TASK
Every line with the word "analysis" in it should be extracted from the data that follows.

MATERIALS PROVIDED
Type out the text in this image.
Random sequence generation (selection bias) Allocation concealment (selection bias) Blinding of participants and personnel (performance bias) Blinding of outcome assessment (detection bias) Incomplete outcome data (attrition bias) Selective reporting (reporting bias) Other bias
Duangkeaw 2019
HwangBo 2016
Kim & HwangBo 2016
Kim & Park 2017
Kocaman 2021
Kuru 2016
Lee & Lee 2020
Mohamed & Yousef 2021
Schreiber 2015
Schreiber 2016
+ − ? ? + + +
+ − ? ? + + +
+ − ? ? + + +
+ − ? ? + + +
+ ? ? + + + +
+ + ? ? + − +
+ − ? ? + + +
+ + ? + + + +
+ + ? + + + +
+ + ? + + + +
...
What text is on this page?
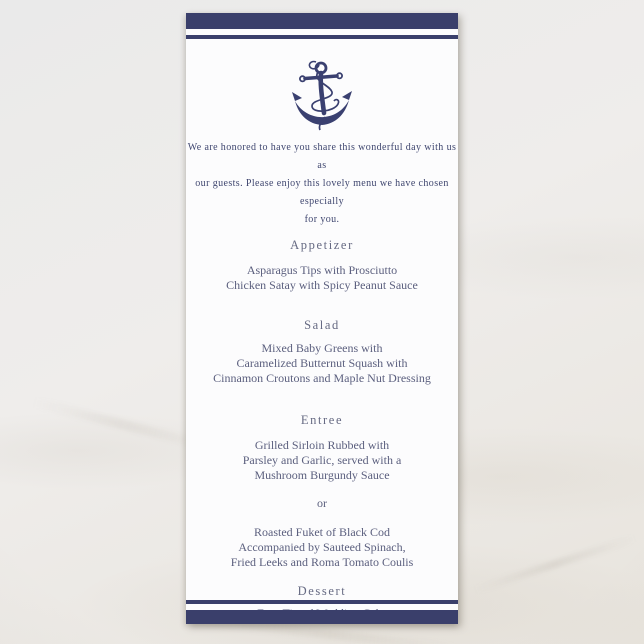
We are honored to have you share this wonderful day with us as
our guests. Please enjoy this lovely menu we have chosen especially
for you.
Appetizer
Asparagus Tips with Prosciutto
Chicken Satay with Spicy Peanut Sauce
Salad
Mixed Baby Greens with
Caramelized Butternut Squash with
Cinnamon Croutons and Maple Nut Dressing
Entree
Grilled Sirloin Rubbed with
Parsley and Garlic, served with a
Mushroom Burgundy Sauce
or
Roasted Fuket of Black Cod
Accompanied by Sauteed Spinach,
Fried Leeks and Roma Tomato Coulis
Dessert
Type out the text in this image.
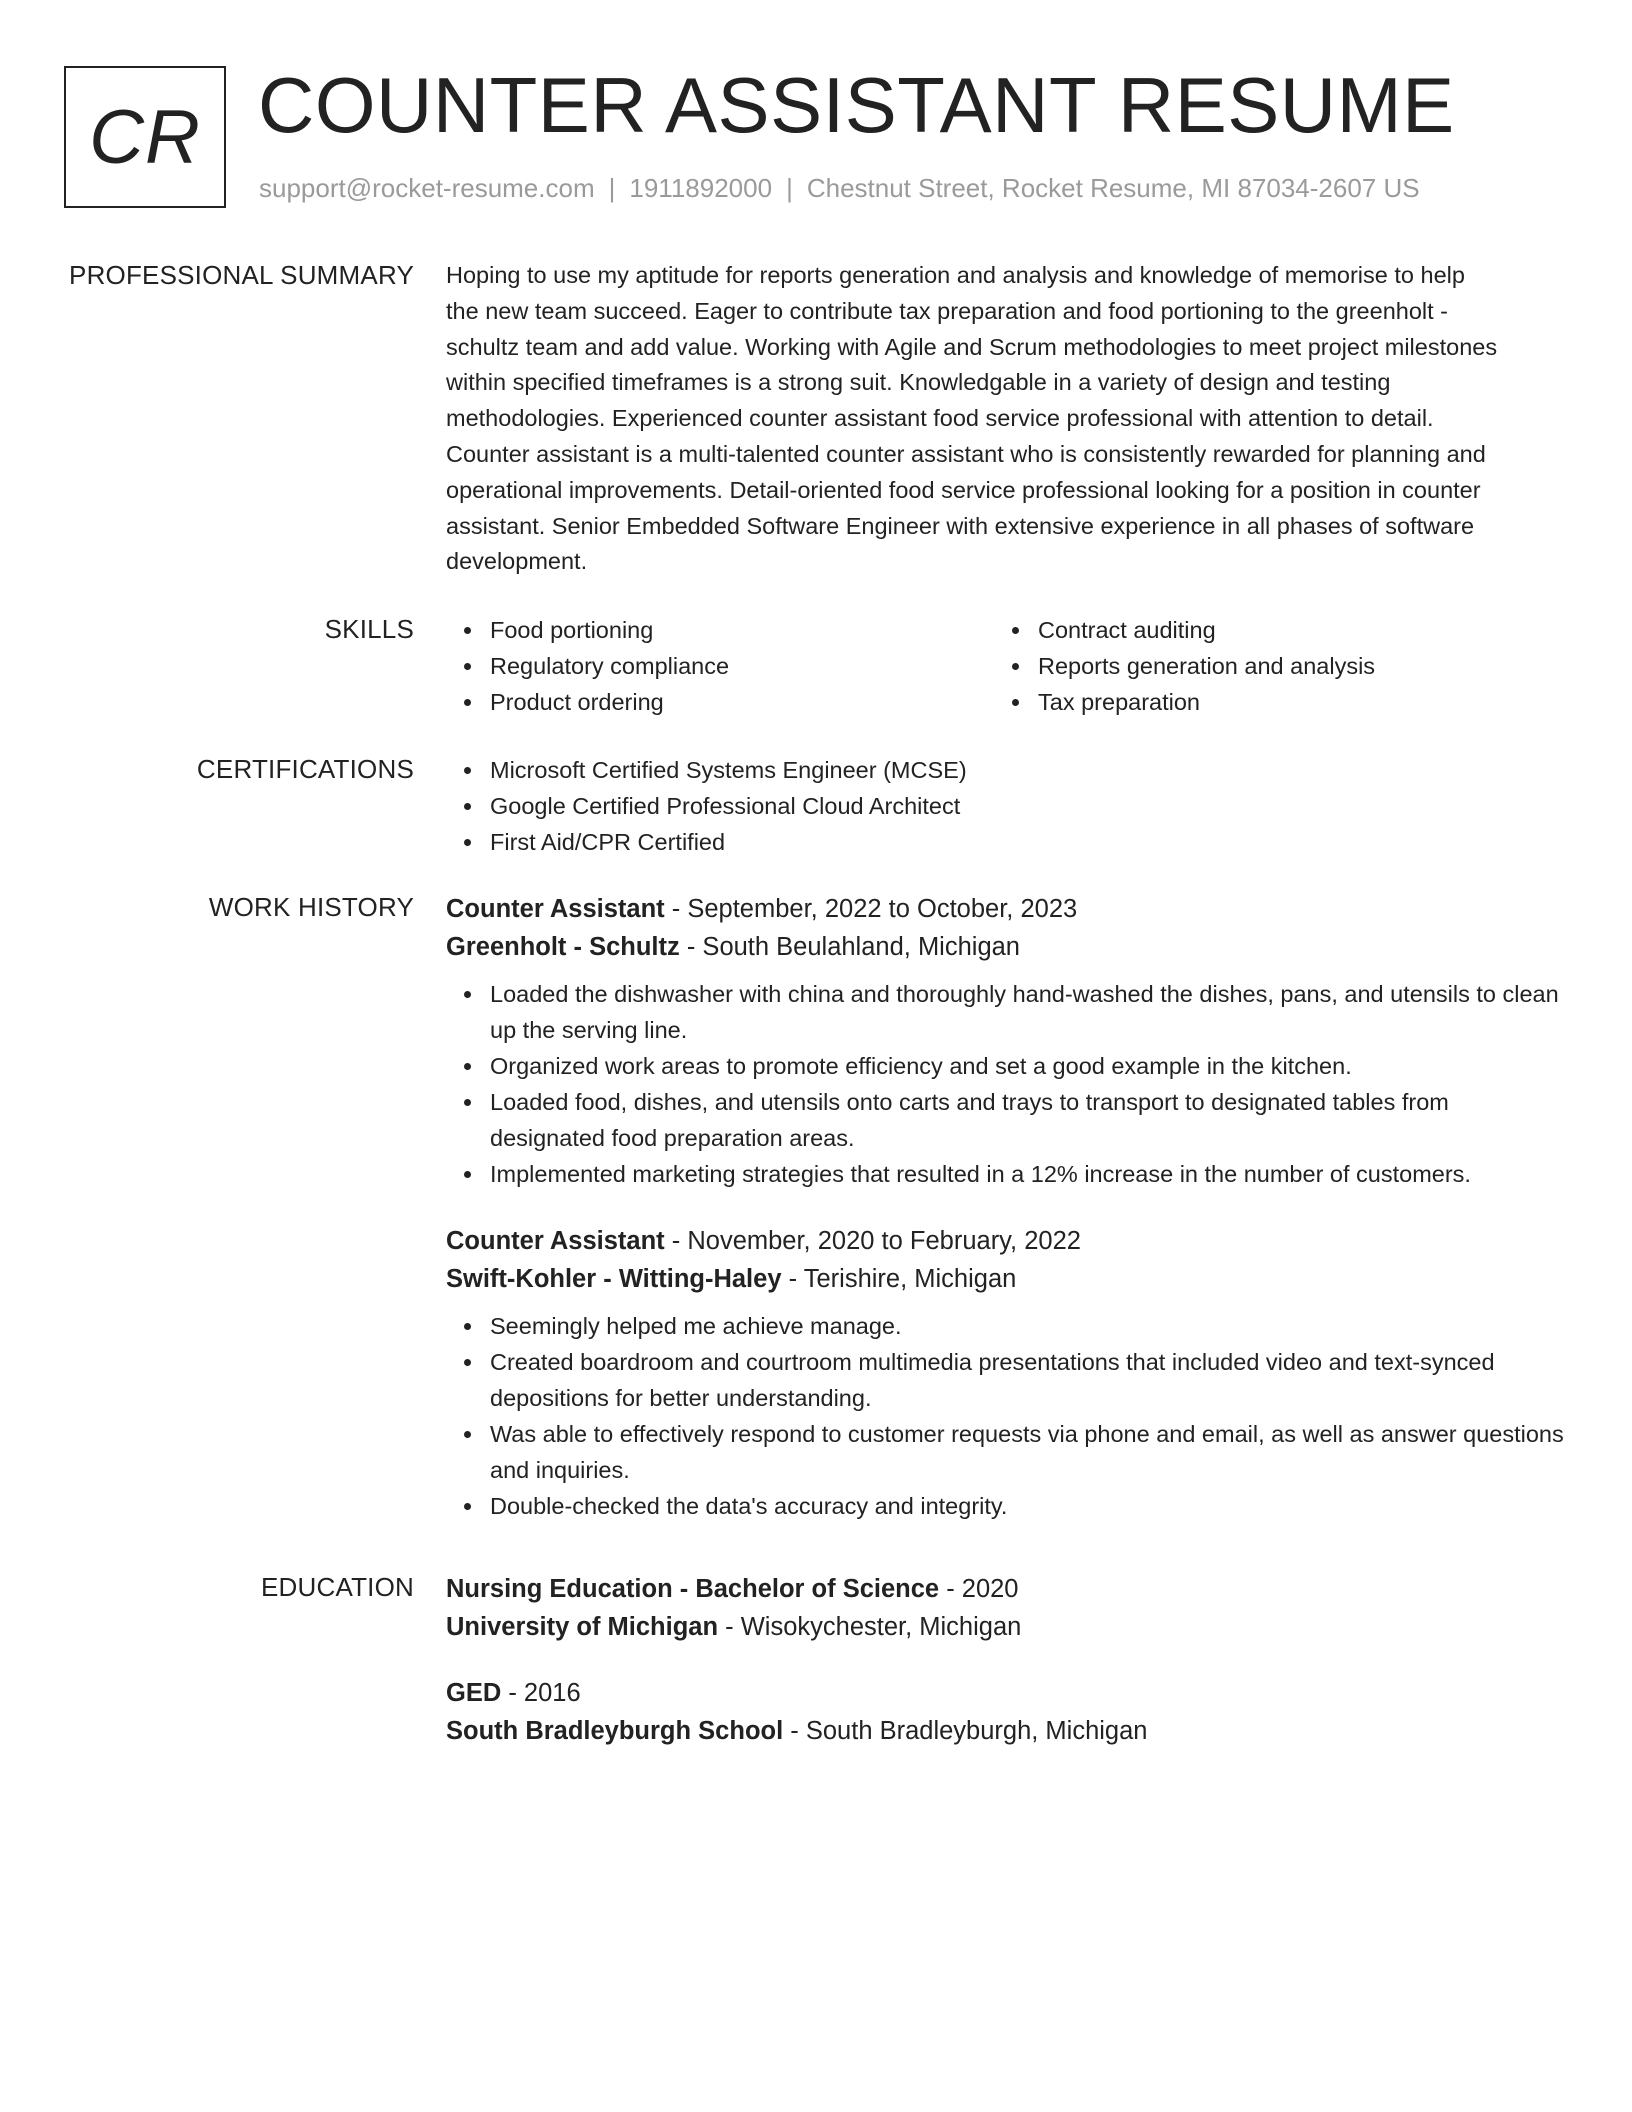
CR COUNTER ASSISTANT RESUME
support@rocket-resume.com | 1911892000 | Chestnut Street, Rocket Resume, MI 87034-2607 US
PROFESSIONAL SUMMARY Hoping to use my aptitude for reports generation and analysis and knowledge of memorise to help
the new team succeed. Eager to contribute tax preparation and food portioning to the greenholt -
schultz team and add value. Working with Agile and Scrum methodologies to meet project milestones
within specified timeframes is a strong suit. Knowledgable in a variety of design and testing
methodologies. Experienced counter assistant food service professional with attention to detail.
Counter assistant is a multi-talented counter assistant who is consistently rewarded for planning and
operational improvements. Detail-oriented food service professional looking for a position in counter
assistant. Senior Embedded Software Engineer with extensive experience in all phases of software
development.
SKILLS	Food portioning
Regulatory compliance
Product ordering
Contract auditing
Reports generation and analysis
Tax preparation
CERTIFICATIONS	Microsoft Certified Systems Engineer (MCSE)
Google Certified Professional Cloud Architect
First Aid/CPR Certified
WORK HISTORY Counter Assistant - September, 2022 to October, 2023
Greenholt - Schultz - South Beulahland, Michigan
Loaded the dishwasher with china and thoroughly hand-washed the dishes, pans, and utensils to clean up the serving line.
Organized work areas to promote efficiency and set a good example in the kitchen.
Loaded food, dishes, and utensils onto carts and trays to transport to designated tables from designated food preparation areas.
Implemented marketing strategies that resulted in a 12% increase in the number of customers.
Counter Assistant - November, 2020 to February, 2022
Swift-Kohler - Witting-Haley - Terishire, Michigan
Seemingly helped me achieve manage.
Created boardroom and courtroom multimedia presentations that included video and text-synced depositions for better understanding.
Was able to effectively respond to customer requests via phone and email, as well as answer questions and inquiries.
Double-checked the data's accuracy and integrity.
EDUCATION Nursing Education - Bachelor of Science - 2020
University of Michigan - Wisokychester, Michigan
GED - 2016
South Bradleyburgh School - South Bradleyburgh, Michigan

FULL RESPONSE
PROFESSIONAL SUMMARY Hoping to use my aptitude for reports generation and analysis and knowledge of memorise to help
Reports generation and analysis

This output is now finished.